◆ **PASSAGE TO READ**
*****

Search text in PDF and highlight them (in java)

Hi:

I am writing a java version of “search text in PDF & highlight”, based on a C# version in this group.
I am not 100% understand the code, as I realize that the code doesn’t pass the word to the highlight function, but
the bbox (I assume it is bounding box).

So if I use txt.begin(currPage), it will output images, but it obviously won’t highlight.
If I use txt.begin(currPage, word_bbox), it won’t output anything. I think word_bbox points to nowhere, so it can’t find
text to highlight.

Please look at the code below, it should give you a better what I want to do.

cheers
gary

Code:

package pdfsearch;

import java.io.File;

import pdftron.Common.PDFNetException;
import pdftron.PDF.Annot;
import pdftron.PDF.ColorPt;
import pdftron.PDF.ColorSpace;
import pdftron.PDF.Element;
import pdftron.PDF.ElementBuilder;
import pdftron.PDF.ElementWriter;
import pdftron.PDF.GState;
import pdftron.PDF.PDFDoc;
import pdftron.PDF.PDFDraw;
import pdftron.PDF.PDFNet;
import pdftron.PDF.Page;
import pdftron.PDF.PageIterator;
import pdftron.PDF.Rect;
import pdftron.PDF.TextExtractor;
import pdftron.SDF.Obj;

public class PDFSearch
{
static boolean containThisWord(String serchTerm, String needleTerm)
{

String[] array = serchTerm.split(" ");

for(String searchWord: array)
{
int condi = searchWord.compareToIgnoreCase(needleTerm);
if(condi == 0)

*****

◆ **PROVIDED MATERIAL**

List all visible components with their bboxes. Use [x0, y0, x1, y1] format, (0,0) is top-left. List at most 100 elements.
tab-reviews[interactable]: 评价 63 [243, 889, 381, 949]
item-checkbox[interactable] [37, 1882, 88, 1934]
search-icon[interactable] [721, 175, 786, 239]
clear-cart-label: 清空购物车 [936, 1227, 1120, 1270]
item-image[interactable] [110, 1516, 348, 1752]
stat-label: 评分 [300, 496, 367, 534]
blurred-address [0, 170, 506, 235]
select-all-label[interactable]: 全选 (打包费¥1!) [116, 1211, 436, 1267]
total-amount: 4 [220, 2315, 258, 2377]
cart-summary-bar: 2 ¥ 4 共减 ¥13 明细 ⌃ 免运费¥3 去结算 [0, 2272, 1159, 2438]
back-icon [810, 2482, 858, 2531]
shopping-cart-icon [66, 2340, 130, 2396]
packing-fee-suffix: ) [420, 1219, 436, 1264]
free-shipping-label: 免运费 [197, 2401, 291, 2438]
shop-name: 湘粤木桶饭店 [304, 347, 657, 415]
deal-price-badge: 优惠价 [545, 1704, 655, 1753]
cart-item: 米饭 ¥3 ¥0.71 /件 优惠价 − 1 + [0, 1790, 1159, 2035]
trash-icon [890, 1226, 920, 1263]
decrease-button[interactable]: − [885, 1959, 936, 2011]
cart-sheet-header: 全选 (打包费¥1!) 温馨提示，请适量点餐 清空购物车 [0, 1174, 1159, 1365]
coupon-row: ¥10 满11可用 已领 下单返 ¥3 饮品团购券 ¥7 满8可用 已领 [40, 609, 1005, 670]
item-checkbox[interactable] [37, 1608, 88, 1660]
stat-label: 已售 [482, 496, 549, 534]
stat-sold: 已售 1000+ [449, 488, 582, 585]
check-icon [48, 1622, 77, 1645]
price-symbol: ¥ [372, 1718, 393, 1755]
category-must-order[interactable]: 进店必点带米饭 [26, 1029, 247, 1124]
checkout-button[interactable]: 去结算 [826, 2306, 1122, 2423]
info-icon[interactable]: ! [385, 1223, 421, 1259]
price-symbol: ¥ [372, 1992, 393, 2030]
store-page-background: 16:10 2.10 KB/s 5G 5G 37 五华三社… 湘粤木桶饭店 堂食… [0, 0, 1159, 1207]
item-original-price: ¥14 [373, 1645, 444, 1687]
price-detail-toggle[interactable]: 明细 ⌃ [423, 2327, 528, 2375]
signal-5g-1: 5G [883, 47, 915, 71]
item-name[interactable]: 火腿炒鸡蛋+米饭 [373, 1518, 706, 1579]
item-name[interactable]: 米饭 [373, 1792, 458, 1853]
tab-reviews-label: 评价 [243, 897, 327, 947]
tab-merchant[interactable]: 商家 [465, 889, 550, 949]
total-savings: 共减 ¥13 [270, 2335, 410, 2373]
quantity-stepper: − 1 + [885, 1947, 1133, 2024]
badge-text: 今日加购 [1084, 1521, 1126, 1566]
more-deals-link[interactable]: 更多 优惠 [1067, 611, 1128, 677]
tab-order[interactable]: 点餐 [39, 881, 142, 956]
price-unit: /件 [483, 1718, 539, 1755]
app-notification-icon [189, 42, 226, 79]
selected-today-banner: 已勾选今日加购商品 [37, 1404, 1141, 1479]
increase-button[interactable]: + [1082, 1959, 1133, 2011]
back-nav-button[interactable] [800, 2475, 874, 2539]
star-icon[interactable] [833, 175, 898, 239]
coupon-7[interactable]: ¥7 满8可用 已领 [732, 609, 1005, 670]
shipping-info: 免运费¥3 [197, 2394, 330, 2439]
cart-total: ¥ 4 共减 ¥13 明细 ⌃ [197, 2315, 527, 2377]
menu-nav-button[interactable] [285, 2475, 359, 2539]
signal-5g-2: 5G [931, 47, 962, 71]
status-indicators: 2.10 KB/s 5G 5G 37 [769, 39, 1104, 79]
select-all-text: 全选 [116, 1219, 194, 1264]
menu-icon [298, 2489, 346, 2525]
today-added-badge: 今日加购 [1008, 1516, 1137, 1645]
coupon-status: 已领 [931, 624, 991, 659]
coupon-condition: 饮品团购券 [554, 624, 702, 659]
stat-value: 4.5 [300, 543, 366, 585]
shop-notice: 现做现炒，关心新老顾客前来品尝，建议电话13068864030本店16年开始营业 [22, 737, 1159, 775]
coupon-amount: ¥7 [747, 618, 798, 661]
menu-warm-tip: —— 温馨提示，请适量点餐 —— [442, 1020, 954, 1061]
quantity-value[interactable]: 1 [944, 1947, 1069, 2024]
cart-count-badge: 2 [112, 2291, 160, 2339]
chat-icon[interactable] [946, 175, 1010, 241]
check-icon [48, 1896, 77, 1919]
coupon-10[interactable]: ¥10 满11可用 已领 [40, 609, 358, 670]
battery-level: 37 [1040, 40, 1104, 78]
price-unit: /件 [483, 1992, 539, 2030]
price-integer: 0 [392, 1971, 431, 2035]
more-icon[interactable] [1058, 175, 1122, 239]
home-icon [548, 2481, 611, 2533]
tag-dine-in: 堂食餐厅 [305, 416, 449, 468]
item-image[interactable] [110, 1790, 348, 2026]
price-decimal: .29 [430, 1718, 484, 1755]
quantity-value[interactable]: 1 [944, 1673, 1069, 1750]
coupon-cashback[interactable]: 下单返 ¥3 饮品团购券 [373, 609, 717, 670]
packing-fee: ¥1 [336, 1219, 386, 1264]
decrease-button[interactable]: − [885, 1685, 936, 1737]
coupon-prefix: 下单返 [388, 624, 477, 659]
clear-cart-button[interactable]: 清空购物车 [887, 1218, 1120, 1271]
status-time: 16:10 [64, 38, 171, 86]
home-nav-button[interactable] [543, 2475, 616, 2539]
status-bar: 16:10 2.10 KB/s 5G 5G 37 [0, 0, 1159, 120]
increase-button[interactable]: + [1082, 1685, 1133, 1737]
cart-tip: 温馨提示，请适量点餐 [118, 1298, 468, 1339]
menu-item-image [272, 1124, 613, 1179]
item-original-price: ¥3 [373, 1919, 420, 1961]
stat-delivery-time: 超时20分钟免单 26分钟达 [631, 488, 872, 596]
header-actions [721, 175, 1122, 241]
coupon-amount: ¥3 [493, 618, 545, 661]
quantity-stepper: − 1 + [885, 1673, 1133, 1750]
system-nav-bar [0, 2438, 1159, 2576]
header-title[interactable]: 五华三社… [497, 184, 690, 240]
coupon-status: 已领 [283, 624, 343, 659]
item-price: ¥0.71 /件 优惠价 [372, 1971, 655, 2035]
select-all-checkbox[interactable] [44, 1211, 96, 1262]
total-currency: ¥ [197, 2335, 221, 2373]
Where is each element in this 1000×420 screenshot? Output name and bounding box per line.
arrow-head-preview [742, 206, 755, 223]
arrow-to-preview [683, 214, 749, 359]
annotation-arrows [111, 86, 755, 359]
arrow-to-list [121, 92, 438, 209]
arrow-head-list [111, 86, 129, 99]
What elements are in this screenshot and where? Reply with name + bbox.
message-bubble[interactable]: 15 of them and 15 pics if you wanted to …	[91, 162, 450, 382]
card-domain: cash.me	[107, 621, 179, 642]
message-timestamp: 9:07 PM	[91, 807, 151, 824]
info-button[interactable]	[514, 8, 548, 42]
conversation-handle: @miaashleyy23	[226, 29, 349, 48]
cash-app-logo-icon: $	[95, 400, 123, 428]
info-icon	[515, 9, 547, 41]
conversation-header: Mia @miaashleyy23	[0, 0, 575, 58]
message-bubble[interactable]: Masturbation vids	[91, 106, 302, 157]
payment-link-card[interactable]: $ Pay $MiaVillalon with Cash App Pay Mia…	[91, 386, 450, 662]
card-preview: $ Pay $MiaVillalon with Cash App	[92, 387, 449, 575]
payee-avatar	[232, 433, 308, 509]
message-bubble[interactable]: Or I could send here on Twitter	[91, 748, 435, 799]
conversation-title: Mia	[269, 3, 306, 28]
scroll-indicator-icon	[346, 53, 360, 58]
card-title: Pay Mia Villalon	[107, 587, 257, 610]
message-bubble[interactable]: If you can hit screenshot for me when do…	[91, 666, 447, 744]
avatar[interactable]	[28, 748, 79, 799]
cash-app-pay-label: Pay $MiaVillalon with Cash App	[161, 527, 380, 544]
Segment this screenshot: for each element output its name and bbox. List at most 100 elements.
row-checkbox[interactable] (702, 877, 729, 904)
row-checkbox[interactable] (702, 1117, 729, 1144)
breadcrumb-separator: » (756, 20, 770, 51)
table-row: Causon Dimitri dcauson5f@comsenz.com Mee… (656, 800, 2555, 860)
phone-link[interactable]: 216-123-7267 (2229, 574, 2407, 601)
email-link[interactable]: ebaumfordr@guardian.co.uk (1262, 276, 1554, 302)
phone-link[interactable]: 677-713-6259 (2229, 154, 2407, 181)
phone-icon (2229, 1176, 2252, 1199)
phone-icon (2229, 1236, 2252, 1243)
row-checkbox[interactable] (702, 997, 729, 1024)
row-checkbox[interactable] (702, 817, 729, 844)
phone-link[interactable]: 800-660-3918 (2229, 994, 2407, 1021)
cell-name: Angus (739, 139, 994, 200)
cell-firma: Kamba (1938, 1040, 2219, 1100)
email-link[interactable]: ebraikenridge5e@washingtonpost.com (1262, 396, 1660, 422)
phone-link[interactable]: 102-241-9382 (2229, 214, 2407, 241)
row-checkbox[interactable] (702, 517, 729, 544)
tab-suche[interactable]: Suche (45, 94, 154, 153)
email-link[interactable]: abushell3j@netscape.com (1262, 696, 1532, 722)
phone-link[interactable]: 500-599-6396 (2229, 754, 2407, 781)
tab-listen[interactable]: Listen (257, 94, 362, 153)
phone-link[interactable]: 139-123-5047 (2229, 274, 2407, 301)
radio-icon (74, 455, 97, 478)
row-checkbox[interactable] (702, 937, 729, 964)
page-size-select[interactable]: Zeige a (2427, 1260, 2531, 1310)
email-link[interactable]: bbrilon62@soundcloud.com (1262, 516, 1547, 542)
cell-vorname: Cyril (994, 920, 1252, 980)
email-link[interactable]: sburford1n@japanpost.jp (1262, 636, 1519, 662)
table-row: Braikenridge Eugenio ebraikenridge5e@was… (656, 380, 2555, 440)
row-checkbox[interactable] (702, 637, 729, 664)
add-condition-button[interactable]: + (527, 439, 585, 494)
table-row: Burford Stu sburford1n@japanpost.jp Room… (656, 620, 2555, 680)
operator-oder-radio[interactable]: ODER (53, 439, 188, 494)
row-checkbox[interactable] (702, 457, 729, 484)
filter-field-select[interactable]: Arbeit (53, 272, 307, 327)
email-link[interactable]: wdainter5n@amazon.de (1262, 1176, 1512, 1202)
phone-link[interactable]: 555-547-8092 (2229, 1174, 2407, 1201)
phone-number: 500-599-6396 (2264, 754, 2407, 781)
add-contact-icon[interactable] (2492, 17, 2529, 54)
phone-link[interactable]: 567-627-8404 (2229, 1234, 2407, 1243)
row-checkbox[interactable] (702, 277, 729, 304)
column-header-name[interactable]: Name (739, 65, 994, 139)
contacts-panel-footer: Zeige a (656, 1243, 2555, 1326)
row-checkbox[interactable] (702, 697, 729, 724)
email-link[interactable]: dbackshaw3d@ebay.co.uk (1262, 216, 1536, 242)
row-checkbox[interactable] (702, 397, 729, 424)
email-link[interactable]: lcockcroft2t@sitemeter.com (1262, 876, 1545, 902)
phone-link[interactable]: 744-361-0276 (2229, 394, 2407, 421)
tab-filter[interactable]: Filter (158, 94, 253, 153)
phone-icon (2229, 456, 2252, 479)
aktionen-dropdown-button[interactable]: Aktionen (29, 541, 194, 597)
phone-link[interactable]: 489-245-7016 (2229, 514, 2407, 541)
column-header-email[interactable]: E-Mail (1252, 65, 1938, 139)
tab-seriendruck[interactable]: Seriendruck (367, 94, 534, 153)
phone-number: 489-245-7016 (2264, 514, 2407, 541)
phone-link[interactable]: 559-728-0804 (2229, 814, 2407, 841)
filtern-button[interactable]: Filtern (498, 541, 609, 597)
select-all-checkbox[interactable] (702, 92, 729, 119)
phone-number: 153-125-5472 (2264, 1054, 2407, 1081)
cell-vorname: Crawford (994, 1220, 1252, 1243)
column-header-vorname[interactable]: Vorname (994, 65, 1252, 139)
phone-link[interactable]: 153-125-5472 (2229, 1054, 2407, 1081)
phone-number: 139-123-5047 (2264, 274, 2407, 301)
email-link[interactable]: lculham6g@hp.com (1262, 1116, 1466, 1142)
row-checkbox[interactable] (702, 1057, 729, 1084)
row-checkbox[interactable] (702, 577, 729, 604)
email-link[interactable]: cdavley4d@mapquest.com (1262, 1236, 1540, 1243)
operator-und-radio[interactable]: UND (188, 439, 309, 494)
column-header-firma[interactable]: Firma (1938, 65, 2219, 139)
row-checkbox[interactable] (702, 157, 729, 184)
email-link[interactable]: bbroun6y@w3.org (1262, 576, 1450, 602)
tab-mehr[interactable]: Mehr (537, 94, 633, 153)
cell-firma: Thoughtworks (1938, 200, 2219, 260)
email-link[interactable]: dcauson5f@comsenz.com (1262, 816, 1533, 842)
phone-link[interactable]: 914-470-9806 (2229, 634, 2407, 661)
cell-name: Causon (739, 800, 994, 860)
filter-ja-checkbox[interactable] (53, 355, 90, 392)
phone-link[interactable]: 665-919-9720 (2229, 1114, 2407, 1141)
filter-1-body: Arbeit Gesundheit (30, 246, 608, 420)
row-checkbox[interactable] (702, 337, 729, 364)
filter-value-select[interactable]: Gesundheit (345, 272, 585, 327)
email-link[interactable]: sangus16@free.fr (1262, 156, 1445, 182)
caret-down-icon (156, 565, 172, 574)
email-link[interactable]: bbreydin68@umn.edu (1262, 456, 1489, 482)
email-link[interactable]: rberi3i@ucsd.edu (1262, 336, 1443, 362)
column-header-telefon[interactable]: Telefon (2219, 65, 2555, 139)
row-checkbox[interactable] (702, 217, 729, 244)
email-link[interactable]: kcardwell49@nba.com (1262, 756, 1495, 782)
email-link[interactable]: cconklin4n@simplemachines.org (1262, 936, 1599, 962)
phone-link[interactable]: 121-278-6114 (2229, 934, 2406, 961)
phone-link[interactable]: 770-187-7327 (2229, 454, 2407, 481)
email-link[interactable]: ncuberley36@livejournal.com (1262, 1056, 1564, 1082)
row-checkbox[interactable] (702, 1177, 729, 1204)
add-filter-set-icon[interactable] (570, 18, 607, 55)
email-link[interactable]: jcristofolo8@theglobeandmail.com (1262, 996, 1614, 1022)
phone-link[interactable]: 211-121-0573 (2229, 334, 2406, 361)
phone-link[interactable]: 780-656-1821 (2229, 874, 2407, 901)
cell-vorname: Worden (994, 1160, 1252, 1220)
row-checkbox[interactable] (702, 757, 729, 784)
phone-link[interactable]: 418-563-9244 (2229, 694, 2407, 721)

*****

◆ **GOAL**
Rewrite the forum post about highlighting search text in a PDF, starting with "Search text in PDF and" and going on through "obviously won’t highlight.", substituting "mark" for "highlight".

◆ **SOLUTION FOR THIS TASK**
Search text in PDF and mark them (in java)

Hi:

I am writing a java version of “search text in PDF & mark”, based on a C# version in this group.
I am not 100% understand the code, as I realize that the code doesn’t pass the word to the mark function, but
the bbox (I assume it is bounding box).

So if I use txt.begin(currPage), it will output images, but it obviously won’t mark.